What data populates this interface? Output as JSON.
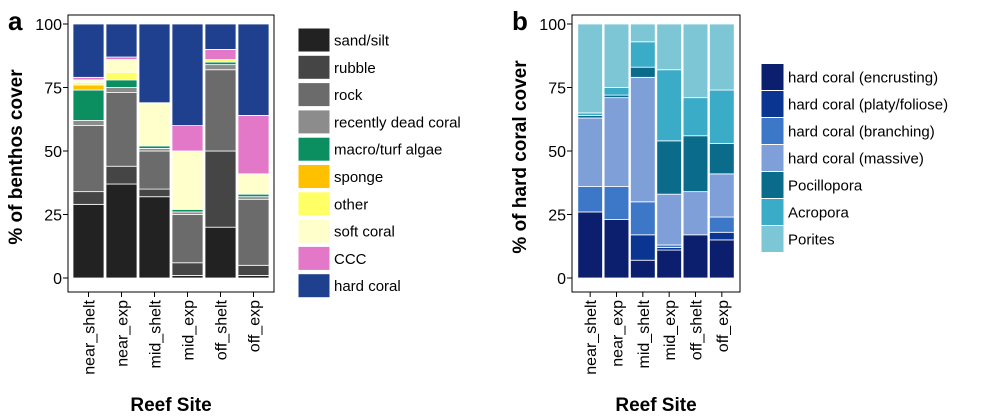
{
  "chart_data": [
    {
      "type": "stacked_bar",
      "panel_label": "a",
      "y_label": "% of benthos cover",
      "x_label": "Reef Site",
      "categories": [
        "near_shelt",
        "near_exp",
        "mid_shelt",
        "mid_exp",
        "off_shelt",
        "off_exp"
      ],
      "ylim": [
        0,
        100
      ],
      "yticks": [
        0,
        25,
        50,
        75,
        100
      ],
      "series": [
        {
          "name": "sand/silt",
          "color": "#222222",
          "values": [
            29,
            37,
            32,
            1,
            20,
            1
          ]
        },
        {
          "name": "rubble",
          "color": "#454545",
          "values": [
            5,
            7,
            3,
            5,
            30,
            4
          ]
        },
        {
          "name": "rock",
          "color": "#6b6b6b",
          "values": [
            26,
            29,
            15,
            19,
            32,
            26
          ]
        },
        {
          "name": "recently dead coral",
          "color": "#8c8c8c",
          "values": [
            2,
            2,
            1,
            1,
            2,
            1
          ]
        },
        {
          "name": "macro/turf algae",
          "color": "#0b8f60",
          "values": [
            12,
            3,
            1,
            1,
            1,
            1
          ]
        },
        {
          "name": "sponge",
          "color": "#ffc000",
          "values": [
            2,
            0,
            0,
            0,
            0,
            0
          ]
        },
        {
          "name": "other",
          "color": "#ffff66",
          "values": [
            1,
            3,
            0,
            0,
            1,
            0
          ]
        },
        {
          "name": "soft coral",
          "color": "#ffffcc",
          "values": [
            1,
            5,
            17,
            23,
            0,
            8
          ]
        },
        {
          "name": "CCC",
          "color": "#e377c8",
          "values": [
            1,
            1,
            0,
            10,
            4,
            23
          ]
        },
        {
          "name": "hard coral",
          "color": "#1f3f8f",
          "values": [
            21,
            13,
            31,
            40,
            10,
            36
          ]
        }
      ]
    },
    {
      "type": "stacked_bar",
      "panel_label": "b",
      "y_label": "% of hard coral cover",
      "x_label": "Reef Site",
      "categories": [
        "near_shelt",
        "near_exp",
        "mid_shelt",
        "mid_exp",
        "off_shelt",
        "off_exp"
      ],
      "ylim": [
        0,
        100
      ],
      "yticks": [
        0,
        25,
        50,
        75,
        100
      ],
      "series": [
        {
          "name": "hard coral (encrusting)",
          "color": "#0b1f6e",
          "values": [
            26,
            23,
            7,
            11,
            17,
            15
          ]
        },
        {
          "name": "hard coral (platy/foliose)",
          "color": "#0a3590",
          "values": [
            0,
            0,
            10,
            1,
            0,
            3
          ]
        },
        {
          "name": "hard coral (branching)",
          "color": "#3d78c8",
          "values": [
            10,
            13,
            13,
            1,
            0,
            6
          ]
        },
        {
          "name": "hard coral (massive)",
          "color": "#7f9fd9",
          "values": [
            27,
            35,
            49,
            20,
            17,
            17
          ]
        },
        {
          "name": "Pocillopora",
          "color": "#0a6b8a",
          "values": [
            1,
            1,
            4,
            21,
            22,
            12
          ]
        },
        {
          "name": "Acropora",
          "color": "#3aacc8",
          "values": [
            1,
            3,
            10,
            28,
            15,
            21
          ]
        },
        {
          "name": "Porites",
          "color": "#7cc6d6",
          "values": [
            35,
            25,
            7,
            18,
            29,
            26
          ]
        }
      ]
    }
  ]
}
* * *
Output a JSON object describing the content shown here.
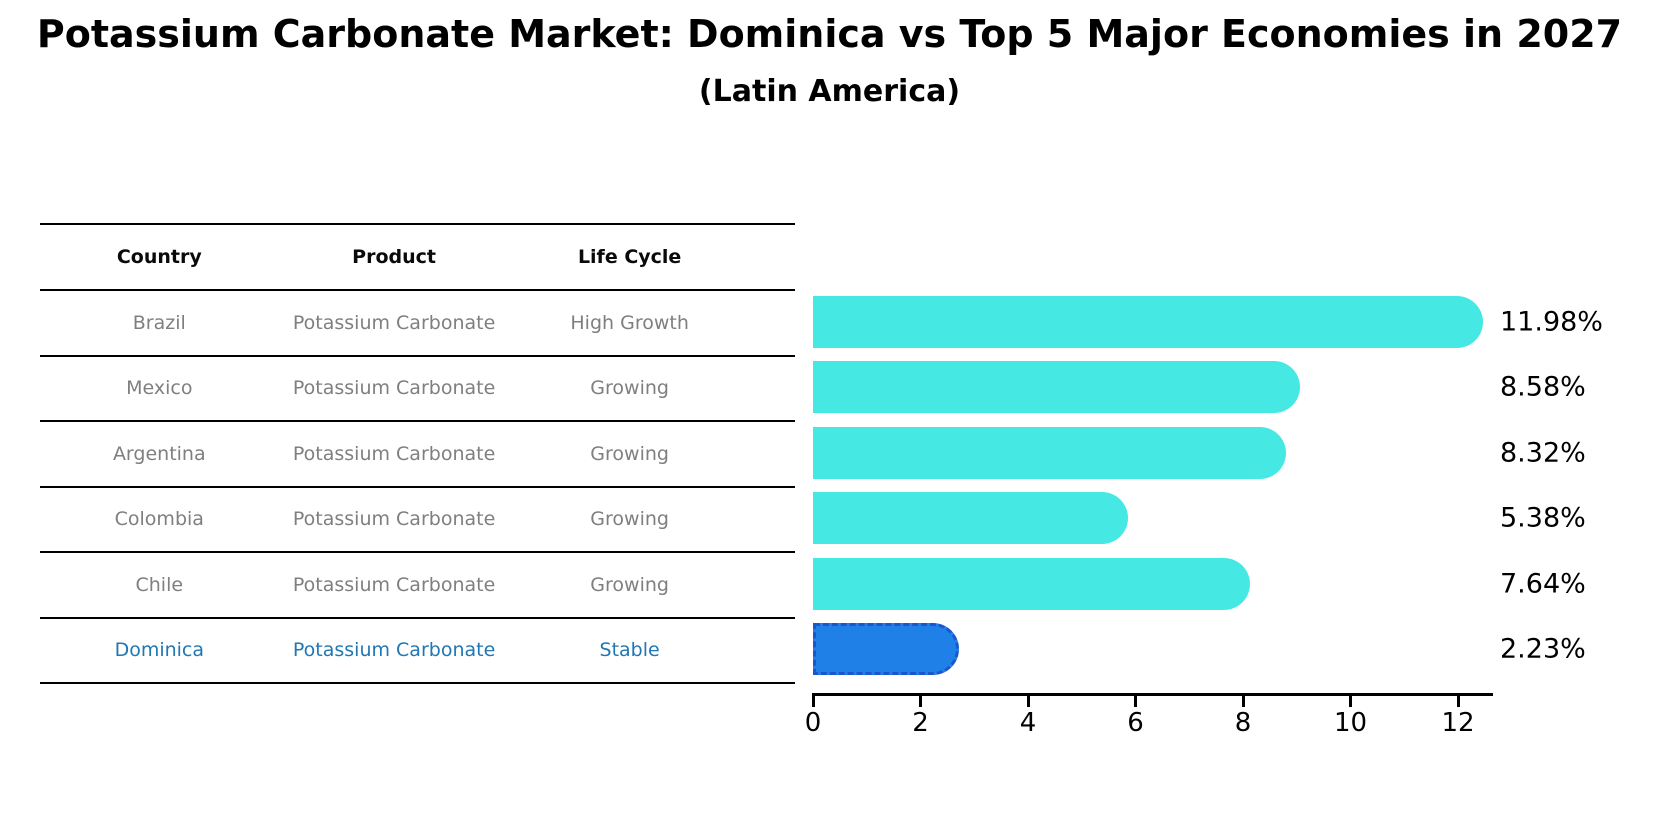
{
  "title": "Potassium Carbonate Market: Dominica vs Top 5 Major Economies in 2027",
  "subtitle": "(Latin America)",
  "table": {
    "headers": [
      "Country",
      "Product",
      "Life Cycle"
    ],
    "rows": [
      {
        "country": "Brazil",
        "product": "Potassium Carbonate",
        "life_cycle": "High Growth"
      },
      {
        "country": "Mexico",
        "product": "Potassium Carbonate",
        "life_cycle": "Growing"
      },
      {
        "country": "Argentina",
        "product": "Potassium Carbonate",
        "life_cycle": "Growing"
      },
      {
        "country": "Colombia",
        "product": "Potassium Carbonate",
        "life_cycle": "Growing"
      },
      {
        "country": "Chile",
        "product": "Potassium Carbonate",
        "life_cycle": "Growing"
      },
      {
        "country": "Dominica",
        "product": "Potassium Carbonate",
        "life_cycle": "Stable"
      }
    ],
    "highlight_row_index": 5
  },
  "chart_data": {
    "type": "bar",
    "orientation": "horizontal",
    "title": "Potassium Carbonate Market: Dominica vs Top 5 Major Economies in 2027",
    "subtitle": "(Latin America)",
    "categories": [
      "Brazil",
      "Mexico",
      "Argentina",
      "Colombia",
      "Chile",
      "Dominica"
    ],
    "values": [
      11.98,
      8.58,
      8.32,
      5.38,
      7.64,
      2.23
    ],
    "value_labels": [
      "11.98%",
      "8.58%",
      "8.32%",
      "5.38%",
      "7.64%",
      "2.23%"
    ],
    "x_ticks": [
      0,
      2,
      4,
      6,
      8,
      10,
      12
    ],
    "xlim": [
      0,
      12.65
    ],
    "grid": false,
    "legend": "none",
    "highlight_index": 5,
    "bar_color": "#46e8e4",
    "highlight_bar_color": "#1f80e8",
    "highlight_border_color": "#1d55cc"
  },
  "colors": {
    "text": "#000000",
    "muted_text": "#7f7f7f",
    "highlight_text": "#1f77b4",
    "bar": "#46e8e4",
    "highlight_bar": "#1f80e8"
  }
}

### WORK TO DO
Give the number of lines that hold the word "Major" in these records, with nothing added.

### ANSWER FOR THE TASK
2